» Dataset entries:
• • • •

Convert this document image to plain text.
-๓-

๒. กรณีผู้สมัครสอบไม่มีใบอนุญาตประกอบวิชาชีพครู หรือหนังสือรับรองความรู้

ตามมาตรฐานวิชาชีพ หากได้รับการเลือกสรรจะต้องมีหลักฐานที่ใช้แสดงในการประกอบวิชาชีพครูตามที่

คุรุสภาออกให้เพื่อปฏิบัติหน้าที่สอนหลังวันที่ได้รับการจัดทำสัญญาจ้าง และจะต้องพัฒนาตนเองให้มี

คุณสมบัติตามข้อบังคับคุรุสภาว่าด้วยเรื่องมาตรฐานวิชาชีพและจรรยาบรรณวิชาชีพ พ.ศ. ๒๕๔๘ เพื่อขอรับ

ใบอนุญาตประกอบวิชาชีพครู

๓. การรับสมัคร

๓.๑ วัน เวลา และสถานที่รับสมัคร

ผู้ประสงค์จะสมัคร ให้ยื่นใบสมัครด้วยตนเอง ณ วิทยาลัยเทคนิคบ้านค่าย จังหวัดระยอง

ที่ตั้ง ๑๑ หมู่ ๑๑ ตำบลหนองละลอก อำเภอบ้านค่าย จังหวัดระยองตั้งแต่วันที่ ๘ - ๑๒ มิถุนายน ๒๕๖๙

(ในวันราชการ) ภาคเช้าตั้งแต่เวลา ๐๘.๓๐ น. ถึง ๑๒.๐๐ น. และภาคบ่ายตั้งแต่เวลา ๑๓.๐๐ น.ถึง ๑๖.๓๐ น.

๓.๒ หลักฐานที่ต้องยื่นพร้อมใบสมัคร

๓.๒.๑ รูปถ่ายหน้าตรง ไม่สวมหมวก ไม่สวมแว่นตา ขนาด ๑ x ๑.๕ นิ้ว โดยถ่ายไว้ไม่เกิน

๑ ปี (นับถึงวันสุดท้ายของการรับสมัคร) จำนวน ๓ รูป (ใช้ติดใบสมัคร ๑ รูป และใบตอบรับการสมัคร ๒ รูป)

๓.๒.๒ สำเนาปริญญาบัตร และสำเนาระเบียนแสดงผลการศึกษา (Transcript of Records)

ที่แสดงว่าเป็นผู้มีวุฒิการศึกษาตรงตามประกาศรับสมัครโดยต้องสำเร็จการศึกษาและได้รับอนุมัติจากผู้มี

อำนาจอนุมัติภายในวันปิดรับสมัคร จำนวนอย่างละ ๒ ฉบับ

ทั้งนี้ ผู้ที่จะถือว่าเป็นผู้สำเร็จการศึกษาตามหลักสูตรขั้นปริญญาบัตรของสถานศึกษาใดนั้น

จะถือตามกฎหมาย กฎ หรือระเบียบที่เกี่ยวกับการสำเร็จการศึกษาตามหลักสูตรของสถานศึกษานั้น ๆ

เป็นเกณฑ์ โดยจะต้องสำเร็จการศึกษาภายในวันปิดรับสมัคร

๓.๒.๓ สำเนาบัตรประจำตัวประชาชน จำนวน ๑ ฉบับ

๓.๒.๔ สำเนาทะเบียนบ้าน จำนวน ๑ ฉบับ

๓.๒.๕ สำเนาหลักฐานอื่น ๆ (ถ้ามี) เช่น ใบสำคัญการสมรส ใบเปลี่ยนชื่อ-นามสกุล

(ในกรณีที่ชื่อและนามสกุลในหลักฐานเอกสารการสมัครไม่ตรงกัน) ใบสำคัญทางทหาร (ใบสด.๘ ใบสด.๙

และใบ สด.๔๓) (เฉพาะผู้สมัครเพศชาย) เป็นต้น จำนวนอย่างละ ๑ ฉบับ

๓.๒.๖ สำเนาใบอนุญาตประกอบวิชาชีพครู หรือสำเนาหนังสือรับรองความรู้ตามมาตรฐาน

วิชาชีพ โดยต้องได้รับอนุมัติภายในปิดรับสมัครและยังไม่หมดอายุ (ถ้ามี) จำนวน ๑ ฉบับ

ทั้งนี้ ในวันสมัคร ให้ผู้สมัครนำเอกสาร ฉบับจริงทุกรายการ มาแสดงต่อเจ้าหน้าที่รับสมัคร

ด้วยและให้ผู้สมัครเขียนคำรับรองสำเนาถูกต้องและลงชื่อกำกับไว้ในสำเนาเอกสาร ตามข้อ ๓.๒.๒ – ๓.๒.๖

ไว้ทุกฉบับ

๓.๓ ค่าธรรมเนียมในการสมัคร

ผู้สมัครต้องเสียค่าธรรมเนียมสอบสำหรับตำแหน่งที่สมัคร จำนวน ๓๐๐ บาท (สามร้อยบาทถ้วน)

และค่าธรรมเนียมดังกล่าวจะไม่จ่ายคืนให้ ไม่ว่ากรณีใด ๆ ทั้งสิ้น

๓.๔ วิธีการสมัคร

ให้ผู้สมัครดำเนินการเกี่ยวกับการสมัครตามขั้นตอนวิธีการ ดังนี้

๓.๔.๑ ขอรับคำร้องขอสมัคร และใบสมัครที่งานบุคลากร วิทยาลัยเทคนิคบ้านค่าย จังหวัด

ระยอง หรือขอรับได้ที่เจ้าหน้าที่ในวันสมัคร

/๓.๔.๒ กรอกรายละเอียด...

• • • •

» Problem description: Write out every line of the entries that holds the word "าธรรมเน".

» Result:
๓.๓ ค่าธรรมเนียมในการสมัคร
ผู้สมัครต้องเสียค่าธรรมเนียมสอบสำหรับตำแหน่งที่สมัคร จำนวน ๓๐๐ บาท (สามร้อยบาทถ้วน)
และค่าธรรมเนียมดังกล่าวจะไม่จ่ายคืนให้ ไม่ว่ากรณีใด ๆ ทั้งสิ้น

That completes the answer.